Record list:

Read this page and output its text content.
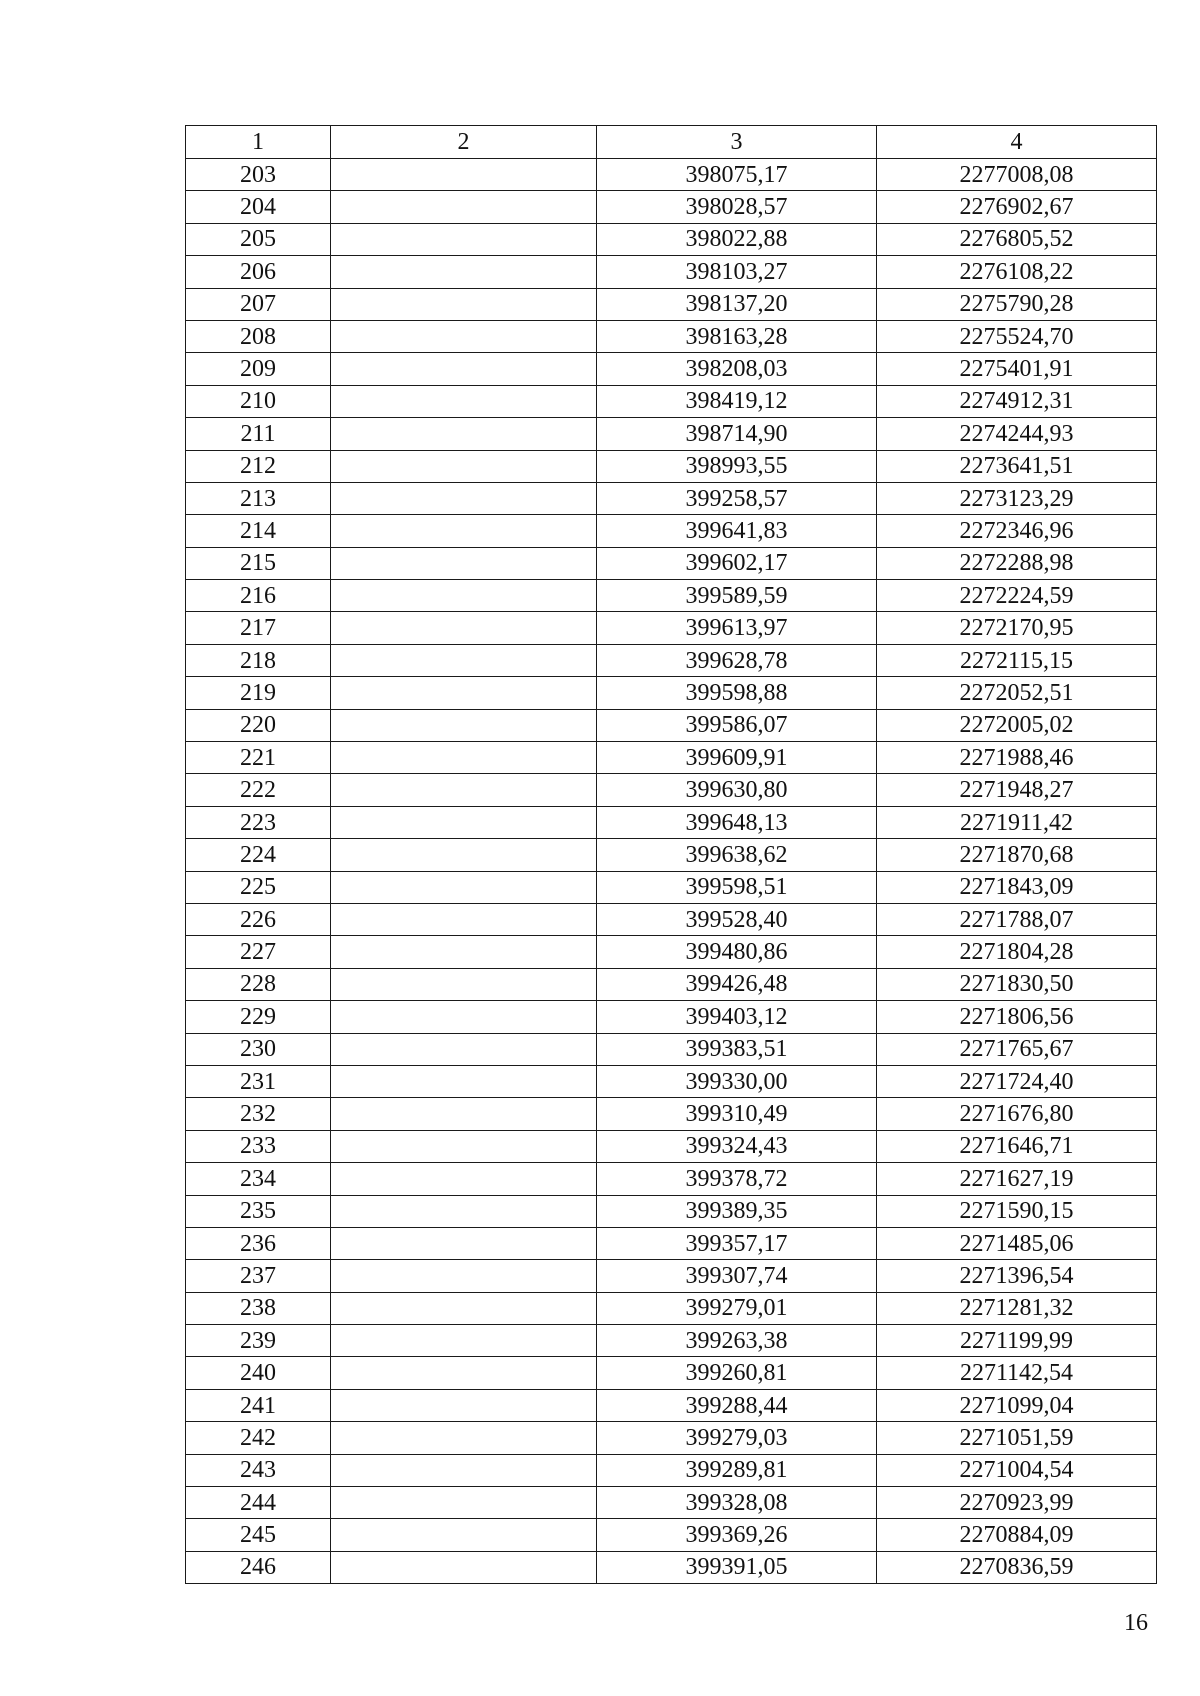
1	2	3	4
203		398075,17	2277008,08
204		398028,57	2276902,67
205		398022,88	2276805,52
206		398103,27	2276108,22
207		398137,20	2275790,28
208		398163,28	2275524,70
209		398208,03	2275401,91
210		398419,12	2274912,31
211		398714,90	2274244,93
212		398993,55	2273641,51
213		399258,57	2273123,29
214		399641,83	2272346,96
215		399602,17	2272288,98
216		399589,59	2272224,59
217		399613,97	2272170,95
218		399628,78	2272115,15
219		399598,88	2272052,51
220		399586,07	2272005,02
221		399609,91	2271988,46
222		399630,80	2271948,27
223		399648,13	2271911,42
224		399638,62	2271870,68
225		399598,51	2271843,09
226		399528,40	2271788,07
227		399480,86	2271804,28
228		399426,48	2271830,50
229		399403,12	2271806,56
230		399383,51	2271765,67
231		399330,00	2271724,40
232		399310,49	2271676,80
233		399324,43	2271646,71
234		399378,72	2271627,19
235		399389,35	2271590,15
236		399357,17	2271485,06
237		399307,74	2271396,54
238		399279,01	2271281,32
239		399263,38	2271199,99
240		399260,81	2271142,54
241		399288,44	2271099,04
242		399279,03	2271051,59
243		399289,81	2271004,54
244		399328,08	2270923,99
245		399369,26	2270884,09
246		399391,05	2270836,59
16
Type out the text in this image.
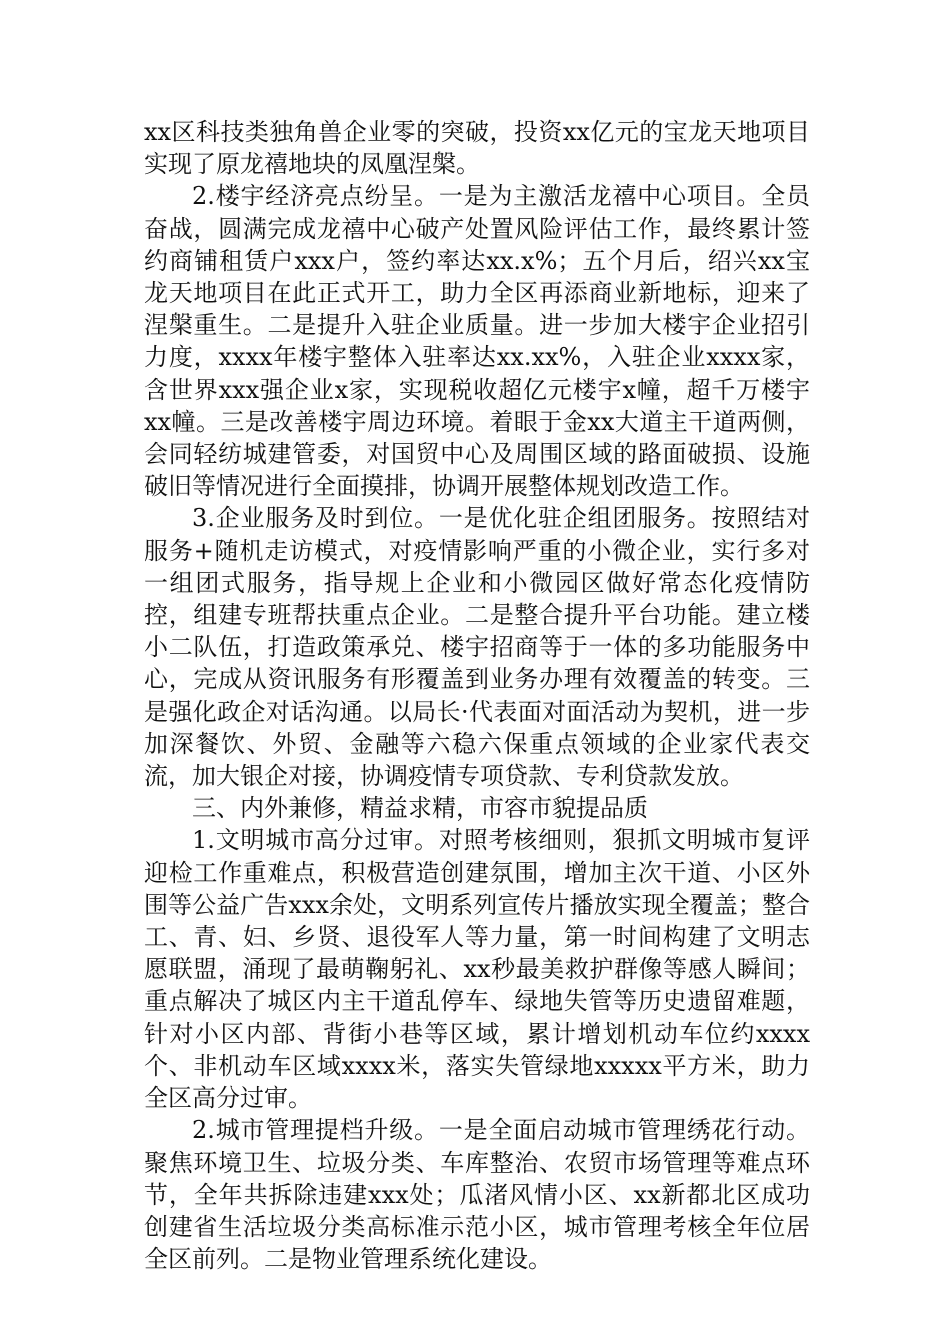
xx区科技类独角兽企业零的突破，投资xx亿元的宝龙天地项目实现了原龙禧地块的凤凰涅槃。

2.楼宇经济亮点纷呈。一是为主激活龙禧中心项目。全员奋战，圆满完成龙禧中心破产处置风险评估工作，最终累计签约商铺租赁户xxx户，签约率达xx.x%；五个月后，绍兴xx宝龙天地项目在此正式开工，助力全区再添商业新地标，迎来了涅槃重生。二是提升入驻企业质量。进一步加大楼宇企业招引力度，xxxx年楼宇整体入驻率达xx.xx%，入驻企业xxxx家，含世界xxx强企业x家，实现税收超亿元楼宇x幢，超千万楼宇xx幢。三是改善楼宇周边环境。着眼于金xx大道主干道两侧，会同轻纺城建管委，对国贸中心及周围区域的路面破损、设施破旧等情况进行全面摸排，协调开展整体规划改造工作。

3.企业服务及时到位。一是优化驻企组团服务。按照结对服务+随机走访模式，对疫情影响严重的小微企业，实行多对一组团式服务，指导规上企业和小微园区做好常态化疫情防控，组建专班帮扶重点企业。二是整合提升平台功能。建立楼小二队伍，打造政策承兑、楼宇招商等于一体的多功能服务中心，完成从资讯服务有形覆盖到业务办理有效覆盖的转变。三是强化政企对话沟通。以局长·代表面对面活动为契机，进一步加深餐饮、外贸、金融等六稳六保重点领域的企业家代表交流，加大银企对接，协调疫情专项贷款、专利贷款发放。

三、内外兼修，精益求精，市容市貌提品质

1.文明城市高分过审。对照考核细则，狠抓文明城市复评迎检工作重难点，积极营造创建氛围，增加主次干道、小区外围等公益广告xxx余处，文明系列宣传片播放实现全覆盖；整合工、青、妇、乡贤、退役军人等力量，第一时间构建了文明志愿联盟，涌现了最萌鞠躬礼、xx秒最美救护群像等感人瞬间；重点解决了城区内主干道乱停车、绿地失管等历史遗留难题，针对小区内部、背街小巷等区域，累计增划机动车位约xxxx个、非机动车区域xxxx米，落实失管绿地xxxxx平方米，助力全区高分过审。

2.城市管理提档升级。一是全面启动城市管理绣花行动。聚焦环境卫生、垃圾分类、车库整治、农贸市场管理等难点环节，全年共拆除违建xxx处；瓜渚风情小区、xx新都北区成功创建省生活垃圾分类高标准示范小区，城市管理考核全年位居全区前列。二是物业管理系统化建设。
--
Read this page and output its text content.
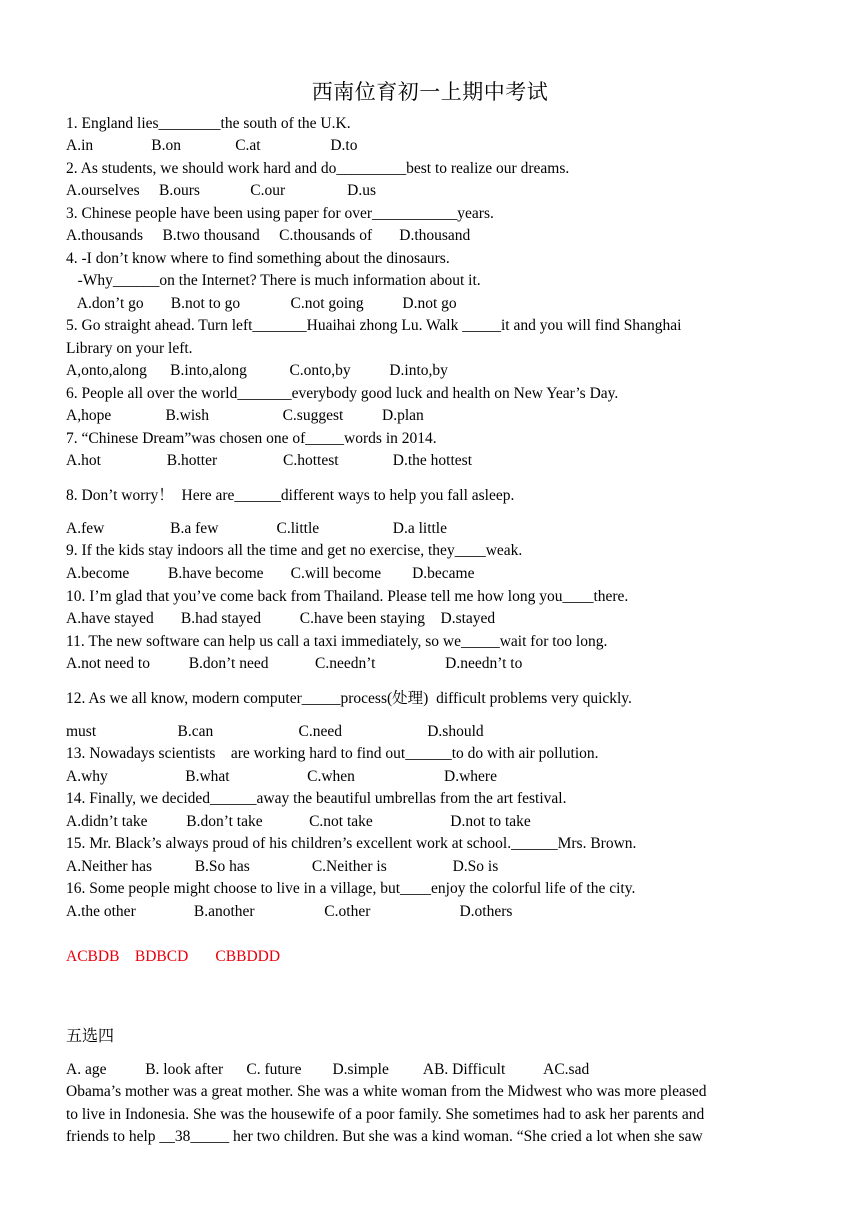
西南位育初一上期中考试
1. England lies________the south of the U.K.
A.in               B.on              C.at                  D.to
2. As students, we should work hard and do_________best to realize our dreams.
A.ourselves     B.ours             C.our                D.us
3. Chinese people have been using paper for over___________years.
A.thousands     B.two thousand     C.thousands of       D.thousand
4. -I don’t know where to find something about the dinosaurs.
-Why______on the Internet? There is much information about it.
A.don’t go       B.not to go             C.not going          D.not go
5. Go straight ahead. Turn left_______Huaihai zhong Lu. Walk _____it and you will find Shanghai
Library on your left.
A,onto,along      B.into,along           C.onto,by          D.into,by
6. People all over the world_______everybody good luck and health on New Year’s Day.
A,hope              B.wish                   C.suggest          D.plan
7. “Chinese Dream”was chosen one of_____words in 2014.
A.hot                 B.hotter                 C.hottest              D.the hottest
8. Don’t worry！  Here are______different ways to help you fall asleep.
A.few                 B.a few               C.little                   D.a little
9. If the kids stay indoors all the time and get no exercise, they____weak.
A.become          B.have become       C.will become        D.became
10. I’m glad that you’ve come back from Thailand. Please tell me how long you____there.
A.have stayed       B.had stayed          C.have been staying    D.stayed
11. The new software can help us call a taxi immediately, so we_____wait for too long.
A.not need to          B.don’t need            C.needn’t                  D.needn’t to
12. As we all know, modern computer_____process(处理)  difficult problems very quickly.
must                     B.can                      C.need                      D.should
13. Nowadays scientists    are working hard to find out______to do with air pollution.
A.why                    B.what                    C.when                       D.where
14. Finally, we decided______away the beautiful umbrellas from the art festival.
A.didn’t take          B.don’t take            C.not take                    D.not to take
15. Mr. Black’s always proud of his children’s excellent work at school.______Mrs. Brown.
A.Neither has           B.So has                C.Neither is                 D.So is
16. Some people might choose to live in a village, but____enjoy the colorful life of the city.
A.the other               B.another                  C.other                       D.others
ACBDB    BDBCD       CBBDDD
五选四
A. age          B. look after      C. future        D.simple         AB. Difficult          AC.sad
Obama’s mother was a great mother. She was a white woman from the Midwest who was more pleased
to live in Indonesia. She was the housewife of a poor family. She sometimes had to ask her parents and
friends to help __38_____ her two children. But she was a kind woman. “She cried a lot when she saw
--
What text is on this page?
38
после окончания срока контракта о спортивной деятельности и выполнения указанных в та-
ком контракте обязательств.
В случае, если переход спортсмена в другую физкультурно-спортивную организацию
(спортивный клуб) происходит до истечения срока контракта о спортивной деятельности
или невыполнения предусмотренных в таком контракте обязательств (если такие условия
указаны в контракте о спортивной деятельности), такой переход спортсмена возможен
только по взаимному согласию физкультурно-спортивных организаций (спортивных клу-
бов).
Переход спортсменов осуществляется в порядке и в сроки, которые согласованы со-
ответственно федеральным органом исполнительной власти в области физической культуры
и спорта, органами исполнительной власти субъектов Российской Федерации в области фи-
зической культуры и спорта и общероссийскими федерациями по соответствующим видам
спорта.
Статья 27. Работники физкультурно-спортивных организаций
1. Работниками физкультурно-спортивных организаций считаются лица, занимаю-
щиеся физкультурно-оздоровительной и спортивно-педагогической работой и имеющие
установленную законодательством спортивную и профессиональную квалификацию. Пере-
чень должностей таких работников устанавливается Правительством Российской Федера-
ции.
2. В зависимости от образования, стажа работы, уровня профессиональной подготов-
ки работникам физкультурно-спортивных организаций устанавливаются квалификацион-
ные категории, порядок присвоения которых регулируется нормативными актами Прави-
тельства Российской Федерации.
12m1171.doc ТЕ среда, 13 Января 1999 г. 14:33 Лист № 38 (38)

Written problem:
Pick out each line above that includes "woman" and show it.

Response to this task:
Obama’s mother was a great mother. She was a white woman from the Midwest who was more pleased
friends to help __38_____ her two children. But she was a kind woman. “She cried a lot when she saw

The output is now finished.